• **Required task**: Pick every line from the data that holds the word "JSON".

···

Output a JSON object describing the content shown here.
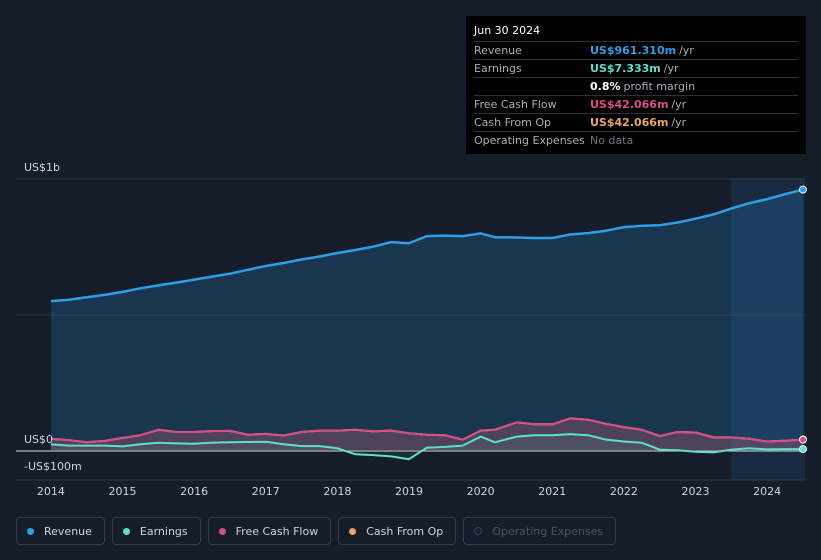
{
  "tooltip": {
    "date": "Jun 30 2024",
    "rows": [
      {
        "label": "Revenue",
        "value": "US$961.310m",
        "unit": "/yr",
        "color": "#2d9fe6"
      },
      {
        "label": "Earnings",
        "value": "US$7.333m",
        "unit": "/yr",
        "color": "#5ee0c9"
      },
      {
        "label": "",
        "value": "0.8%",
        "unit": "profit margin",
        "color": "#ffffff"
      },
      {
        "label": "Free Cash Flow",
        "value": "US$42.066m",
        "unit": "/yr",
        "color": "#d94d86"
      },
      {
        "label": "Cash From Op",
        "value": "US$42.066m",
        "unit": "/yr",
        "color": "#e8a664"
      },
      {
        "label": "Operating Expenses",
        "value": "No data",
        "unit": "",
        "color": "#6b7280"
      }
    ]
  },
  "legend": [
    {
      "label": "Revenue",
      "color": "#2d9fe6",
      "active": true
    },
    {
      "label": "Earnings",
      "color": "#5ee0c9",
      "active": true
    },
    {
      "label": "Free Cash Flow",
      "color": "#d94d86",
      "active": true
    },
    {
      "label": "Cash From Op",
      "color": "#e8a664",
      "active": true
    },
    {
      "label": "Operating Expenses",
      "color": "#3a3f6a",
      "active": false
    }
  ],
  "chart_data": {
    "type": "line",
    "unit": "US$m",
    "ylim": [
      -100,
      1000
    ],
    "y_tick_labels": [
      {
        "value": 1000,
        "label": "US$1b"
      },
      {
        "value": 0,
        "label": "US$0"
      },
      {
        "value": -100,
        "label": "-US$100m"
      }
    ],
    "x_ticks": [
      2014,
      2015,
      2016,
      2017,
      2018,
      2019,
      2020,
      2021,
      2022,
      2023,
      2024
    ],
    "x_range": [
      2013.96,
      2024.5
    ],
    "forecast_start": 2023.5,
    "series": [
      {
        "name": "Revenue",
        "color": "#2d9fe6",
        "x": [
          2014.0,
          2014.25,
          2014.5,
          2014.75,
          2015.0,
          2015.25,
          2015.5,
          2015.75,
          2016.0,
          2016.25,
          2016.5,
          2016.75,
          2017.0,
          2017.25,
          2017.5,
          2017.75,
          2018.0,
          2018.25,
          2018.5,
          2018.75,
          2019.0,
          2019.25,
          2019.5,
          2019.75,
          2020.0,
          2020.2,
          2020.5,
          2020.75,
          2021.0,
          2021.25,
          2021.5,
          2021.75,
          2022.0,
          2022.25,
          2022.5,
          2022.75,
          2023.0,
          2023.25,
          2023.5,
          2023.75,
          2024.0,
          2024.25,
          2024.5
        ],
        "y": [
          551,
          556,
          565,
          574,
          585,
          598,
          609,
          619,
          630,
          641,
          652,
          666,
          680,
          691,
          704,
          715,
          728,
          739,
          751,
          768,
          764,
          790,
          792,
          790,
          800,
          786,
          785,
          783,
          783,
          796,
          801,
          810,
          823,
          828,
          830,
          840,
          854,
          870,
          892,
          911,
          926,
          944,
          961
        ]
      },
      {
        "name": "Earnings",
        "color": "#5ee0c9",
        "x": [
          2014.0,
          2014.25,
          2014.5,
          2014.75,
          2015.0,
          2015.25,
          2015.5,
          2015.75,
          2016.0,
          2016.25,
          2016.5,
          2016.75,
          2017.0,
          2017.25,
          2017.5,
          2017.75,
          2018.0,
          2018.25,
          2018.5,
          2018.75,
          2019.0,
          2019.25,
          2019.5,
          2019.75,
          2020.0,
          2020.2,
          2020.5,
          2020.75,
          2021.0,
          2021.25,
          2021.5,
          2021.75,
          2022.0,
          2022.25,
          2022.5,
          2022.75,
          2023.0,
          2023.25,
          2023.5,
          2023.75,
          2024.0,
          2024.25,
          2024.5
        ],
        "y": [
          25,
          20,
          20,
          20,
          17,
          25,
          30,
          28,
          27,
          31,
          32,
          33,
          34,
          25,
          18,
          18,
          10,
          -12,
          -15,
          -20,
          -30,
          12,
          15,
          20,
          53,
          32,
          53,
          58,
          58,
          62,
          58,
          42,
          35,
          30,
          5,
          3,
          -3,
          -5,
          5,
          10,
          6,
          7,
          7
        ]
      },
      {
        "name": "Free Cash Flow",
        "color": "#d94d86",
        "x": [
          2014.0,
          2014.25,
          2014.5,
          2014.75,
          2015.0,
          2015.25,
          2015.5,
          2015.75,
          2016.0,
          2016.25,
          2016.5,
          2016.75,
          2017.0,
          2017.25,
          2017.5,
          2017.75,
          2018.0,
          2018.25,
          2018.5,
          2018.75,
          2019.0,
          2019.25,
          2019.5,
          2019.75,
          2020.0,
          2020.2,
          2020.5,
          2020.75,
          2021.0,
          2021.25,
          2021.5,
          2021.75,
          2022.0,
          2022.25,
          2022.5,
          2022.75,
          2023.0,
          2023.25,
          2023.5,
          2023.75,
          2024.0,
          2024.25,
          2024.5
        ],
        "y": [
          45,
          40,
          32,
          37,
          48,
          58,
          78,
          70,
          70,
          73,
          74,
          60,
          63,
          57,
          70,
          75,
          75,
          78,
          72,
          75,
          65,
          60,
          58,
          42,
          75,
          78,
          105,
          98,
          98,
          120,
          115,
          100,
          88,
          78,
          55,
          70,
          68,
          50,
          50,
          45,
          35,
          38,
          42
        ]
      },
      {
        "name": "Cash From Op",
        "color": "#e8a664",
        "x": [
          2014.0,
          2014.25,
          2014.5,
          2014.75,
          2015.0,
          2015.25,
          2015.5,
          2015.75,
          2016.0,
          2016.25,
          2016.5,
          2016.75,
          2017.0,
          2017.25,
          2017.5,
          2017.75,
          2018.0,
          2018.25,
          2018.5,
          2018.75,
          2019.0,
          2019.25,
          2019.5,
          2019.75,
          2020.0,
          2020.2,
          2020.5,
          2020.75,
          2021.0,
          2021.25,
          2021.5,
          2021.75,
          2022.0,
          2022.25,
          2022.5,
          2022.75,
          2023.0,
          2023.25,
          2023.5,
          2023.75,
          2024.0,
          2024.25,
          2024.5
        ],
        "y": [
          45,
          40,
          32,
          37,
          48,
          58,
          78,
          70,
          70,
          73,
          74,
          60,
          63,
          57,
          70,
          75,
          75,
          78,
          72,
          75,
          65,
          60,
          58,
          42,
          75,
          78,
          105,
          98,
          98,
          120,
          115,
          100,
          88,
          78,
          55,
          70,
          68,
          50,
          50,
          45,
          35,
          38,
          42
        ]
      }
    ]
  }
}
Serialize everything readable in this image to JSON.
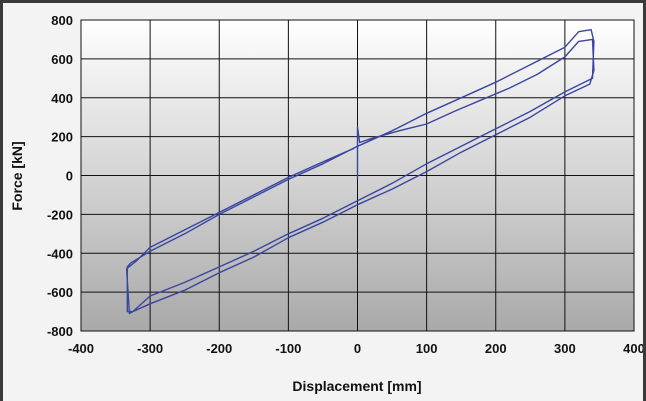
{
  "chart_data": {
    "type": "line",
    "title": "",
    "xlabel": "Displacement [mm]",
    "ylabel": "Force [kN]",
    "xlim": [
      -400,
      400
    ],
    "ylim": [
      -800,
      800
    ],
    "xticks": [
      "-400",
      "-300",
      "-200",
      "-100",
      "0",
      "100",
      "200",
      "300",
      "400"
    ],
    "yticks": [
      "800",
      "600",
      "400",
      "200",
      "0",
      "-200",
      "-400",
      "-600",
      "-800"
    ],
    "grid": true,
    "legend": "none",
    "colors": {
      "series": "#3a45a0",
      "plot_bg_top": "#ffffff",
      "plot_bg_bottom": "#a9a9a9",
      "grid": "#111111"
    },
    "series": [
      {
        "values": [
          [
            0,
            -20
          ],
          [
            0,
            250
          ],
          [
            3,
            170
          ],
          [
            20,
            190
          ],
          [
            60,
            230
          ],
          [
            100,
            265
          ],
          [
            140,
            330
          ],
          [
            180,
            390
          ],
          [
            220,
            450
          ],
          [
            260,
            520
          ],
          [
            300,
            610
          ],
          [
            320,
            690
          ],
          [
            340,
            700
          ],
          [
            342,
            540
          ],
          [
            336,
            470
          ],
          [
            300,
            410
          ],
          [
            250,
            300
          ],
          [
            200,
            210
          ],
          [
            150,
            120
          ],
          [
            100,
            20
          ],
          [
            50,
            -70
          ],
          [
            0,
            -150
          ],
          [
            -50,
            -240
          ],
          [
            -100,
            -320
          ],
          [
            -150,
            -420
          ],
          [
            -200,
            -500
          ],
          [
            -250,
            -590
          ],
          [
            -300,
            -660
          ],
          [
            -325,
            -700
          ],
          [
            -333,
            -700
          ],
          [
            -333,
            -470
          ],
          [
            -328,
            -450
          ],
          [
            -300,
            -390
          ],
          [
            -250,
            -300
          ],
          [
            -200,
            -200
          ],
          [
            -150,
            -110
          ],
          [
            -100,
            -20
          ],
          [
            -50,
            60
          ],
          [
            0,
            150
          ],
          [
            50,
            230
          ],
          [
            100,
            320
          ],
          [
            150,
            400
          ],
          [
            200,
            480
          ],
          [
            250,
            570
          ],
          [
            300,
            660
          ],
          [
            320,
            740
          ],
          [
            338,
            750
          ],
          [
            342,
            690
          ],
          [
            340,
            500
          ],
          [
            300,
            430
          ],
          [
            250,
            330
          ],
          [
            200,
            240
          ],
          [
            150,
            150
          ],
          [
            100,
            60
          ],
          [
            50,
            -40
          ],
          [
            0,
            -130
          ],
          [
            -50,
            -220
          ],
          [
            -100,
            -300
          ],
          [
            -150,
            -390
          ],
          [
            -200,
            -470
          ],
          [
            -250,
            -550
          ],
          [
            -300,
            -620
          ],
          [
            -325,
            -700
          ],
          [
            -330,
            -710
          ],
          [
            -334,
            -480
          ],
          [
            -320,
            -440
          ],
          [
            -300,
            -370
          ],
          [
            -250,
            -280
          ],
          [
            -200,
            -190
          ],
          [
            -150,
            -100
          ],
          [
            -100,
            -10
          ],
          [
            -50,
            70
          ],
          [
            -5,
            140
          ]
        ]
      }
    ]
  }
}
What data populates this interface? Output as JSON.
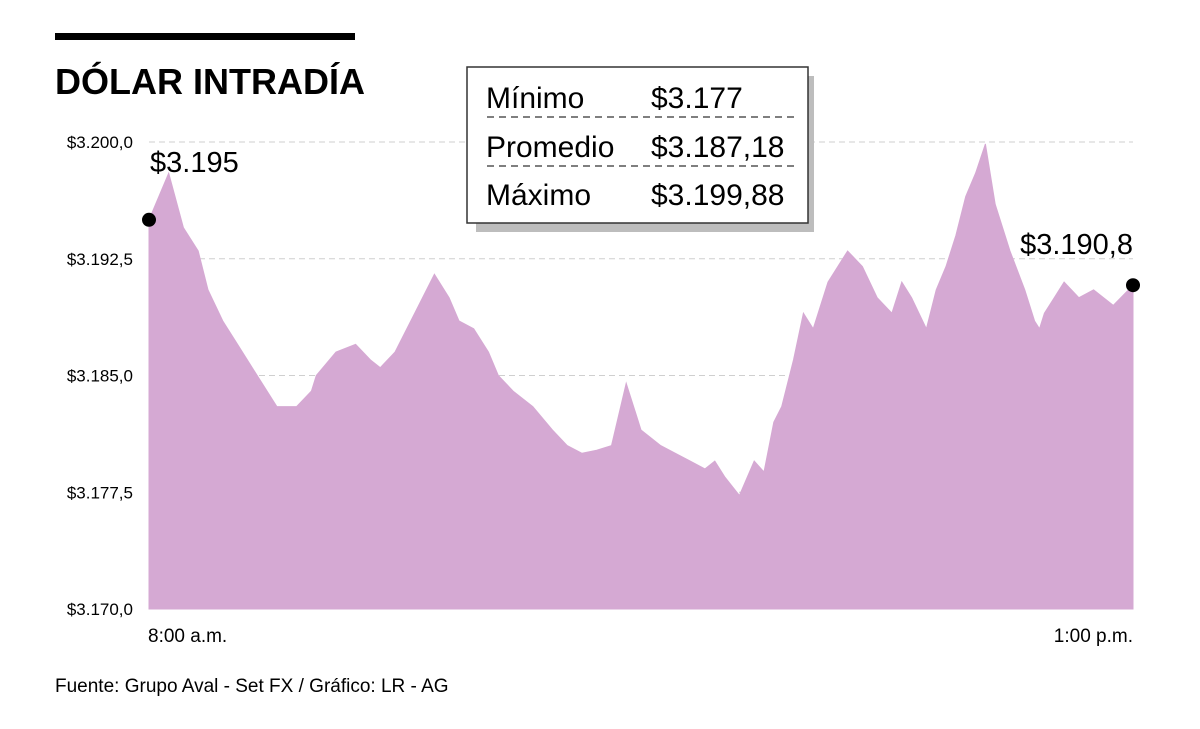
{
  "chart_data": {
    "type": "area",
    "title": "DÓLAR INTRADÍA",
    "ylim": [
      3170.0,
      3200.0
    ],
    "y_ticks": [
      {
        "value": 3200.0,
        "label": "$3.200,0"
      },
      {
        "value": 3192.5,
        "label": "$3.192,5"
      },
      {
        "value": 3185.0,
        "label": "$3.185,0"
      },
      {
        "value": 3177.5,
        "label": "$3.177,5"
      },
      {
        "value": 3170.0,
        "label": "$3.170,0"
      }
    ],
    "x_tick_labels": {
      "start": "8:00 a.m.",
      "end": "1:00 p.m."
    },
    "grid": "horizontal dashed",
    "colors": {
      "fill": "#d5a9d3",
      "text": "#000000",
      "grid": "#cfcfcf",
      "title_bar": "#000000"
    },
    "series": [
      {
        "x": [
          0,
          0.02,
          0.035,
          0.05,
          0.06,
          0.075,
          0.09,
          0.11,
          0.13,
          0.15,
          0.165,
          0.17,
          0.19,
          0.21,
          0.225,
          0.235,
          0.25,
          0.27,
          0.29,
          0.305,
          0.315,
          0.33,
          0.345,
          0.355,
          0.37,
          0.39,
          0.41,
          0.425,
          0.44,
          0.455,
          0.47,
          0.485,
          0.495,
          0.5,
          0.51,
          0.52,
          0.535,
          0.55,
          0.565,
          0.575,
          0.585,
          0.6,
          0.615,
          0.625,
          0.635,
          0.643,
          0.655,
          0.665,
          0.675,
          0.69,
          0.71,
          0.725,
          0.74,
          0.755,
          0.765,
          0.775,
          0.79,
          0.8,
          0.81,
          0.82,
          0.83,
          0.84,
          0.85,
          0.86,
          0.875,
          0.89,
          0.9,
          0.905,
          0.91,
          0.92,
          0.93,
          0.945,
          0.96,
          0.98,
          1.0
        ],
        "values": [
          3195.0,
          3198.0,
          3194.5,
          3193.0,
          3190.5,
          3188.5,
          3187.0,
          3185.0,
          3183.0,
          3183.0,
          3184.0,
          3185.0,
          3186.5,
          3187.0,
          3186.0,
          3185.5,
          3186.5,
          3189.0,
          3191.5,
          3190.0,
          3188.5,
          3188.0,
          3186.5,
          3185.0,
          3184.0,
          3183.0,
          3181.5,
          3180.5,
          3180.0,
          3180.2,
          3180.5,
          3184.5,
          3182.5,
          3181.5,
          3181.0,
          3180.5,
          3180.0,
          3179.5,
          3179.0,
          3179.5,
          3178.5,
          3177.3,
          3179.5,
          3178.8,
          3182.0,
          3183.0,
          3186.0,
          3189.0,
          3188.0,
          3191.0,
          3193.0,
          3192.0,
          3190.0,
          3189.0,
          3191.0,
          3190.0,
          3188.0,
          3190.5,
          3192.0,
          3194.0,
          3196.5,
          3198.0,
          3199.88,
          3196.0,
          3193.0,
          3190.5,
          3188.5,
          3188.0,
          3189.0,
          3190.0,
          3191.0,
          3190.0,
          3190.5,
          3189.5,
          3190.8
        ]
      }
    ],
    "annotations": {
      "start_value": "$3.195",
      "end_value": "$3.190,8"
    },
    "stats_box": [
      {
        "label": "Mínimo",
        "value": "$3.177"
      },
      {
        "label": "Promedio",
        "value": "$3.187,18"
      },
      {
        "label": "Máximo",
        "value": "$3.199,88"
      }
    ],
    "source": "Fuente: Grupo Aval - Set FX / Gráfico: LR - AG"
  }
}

···

• **Task response**:
Output a JSON object describing the content shown here.
Serialize everything readable in this image to JSON.
What data populates this interface? Output as JSON.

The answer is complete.